-- Task instructions --
Below are records; state how many of their lines hold the word "Engr", and give only the figure.

──────────

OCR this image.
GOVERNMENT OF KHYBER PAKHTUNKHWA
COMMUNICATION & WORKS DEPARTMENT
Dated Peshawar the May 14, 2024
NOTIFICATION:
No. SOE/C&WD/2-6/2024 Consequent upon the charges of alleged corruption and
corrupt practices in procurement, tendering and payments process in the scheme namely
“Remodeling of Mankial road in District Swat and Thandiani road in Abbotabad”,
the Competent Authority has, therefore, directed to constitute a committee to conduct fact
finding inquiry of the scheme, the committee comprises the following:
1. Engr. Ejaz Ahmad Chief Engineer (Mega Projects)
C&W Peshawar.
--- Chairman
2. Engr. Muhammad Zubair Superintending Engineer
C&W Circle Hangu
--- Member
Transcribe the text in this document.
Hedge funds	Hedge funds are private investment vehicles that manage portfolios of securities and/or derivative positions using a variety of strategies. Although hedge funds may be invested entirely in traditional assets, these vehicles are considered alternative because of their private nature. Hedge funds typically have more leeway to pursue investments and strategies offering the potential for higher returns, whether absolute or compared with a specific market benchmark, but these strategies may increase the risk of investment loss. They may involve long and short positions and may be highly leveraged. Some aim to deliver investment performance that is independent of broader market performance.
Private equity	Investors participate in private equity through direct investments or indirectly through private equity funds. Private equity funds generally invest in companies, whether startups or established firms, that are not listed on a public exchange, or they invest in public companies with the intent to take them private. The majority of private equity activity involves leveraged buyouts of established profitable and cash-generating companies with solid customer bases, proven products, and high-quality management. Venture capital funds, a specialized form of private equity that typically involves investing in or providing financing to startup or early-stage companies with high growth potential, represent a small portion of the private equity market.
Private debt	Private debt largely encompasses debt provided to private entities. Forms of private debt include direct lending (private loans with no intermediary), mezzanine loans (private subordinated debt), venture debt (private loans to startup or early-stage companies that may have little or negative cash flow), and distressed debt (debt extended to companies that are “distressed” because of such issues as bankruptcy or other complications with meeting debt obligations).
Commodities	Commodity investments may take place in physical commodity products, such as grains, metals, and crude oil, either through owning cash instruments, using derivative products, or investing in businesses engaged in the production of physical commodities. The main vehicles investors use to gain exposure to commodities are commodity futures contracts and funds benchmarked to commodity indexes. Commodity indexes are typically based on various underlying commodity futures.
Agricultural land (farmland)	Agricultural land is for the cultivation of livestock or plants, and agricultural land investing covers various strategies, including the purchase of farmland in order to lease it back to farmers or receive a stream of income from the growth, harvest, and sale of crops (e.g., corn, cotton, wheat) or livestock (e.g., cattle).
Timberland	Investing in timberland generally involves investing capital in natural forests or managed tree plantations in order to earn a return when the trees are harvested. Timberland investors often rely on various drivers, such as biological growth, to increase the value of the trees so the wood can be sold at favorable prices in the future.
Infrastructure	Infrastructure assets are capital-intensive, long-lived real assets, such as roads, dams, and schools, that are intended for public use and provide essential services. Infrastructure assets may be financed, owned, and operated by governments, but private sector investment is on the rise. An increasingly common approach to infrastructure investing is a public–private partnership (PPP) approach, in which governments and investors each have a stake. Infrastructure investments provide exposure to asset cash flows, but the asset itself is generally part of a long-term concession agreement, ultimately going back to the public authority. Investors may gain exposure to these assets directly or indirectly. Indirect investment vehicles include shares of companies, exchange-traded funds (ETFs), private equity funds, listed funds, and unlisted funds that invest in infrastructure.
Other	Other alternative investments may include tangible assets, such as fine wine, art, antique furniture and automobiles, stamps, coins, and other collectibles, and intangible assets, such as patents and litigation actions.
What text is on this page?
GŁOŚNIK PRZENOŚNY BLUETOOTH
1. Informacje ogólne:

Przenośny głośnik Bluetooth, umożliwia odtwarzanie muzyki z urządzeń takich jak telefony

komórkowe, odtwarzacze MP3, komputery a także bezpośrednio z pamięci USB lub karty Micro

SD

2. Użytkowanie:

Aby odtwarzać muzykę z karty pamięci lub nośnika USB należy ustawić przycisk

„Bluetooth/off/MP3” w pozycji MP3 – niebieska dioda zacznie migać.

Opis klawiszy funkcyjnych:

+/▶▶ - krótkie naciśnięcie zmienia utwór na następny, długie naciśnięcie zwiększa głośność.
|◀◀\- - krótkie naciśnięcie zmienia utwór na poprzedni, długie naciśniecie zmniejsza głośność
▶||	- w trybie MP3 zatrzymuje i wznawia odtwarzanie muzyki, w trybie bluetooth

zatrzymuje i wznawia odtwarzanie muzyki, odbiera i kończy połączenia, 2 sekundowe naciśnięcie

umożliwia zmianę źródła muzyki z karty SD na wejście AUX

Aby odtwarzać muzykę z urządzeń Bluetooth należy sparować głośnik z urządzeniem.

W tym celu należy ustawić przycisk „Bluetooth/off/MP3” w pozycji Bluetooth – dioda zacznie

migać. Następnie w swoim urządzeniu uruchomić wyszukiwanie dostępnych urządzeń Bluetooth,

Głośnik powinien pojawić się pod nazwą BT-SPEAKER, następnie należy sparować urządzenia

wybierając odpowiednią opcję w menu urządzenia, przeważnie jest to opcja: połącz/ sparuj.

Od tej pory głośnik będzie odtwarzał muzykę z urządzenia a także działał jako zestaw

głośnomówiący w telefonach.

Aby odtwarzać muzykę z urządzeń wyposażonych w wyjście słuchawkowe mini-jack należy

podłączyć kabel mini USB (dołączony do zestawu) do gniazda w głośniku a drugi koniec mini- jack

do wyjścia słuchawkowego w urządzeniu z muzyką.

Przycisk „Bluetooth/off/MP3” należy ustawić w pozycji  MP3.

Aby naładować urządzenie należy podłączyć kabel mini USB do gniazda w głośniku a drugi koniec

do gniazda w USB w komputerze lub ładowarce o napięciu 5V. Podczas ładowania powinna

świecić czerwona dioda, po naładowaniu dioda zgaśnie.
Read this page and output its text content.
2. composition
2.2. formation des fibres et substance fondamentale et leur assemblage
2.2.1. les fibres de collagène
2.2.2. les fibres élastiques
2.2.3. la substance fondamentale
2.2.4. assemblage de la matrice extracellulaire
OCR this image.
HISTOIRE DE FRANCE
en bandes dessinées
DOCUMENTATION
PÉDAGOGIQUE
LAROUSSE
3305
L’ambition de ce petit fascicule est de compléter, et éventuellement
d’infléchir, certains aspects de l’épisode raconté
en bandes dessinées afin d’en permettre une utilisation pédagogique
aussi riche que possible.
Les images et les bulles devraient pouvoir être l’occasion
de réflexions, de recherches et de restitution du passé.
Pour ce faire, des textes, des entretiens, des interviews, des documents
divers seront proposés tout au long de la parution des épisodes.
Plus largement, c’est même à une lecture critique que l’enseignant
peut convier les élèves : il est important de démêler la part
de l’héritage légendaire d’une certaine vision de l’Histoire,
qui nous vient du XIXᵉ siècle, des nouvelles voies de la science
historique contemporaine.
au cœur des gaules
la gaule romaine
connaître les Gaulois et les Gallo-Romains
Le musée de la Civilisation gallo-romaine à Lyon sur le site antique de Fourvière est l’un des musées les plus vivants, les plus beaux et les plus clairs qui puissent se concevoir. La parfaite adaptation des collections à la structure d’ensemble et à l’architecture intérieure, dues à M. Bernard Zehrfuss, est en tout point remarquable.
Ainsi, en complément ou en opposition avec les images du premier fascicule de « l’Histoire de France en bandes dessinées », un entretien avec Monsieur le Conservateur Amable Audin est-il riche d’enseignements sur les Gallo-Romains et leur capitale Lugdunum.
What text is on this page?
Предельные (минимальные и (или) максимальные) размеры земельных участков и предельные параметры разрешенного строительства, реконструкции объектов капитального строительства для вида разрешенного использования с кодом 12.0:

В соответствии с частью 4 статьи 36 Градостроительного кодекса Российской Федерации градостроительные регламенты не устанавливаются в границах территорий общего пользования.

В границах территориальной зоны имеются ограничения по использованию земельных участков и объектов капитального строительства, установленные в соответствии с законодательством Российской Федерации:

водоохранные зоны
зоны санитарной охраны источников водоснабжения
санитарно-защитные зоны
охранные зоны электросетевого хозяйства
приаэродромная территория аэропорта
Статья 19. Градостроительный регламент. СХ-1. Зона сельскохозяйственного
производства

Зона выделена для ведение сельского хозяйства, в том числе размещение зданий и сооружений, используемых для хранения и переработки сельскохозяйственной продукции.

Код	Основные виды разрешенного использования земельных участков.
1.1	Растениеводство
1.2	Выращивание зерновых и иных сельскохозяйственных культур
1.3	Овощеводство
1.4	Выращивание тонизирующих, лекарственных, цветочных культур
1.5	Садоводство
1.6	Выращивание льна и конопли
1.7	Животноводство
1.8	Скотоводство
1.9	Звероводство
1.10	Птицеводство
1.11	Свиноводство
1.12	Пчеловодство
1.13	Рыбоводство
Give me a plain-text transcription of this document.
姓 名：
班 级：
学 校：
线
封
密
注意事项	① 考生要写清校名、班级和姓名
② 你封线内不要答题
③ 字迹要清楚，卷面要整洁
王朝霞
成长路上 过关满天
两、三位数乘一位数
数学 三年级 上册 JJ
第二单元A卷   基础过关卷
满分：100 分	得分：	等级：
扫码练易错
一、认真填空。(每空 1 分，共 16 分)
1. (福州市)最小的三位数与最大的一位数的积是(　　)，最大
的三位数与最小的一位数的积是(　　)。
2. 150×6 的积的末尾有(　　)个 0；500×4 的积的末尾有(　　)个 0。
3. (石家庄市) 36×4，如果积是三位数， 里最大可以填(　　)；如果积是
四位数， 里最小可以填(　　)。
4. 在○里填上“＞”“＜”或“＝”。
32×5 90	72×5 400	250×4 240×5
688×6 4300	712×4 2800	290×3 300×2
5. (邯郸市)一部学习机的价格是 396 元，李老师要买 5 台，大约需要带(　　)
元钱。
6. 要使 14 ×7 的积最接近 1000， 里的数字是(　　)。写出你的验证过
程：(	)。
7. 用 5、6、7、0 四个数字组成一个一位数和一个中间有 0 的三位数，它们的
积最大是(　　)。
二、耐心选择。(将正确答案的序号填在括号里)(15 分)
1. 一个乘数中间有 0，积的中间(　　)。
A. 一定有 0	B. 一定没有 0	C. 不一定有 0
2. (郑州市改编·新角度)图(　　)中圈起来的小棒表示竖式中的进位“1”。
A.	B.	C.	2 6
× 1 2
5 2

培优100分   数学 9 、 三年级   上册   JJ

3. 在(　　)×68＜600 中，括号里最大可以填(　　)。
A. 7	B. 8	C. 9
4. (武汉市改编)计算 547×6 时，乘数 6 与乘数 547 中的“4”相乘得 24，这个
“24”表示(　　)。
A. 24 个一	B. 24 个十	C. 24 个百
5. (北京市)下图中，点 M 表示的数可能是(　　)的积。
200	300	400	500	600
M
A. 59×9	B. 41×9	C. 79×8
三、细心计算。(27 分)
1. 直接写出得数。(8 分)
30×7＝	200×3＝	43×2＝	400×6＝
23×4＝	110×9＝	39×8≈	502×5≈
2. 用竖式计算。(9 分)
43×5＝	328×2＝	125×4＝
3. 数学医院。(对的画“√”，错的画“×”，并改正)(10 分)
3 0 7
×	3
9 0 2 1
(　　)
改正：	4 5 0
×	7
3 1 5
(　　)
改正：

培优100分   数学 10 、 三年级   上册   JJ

──────────

-- Answer for the task --
2